Written request
What is the number of lines containing the word "gains"? Give that number alone.

Saved entries
(begin)

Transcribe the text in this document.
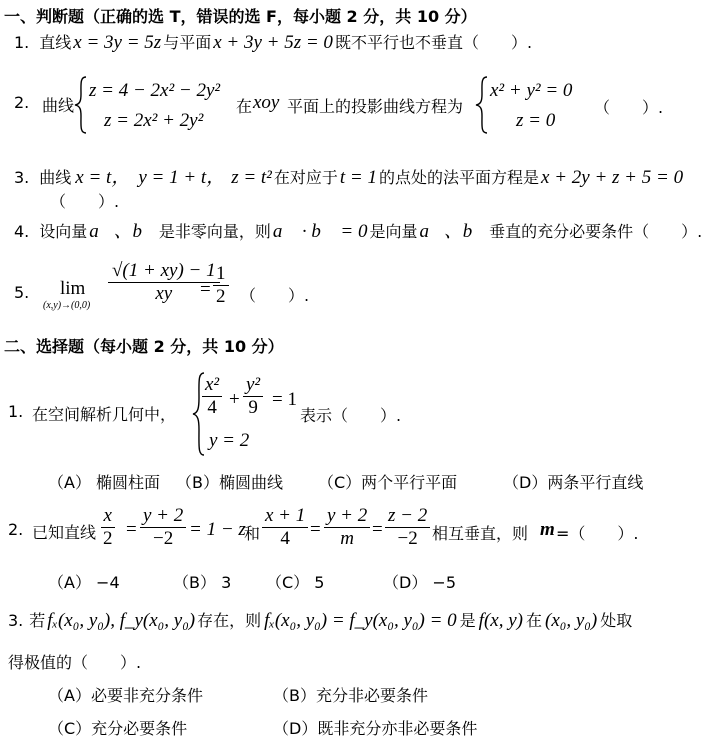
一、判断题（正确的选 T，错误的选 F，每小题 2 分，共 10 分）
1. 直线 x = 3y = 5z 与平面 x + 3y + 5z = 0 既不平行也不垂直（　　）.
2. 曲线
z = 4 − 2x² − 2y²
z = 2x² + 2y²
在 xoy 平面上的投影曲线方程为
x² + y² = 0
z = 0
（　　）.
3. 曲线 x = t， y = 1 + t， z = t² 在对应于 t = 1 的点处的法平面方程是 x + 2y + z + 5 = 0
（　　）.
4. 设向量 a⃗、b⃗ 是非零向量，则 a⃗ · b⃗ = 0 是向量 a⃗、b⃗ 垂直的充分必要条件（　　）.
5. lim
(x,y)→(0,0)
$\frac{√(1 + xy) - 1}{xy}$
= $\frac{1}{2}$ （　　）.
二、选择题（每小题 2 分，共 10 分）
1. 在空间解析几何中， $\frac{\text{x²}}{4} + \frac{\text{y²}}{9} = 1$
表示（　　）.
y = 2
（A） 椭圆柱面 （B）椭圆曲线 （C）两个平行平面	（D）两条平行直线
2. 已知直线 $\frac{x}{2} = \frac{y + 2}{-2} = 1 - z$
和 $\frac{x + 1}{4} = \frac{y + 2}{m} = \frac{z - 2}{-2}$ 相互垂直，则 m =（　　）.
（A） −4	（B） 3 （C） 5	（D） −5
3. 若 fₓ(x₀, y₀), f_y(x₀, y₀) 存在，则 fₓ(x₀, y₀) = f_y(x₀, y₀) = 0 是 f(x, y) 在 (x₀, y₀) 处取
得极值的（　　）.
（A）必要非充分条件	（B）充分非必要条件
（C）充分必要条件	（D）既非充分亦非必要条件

(end)
(begin)

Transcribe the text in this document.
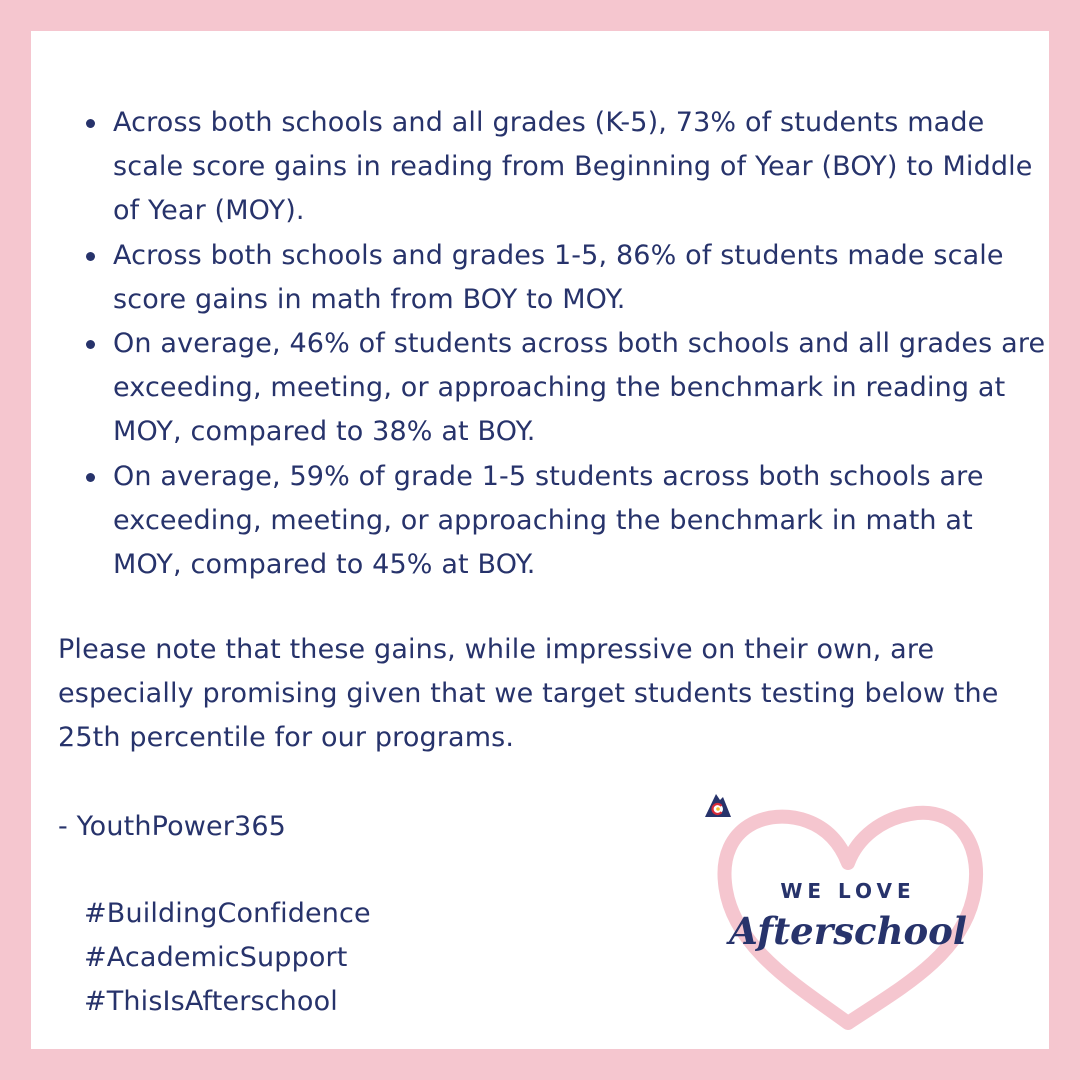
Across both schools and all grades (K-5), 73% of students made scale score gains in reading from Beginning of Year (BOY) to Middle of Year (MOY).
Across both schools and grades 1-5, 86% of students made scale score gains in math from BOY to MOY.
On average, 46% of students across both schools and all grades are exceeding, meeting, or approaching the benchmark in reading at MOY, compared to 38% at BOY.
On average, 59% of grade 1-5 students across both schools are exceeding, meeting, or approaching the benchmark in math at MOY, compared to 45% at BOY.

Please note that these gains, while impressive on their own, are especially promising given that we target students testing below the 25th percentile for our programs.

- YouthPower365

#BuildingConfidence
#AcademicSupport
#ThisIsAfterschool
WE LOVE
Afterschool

(end)

Result of this task
3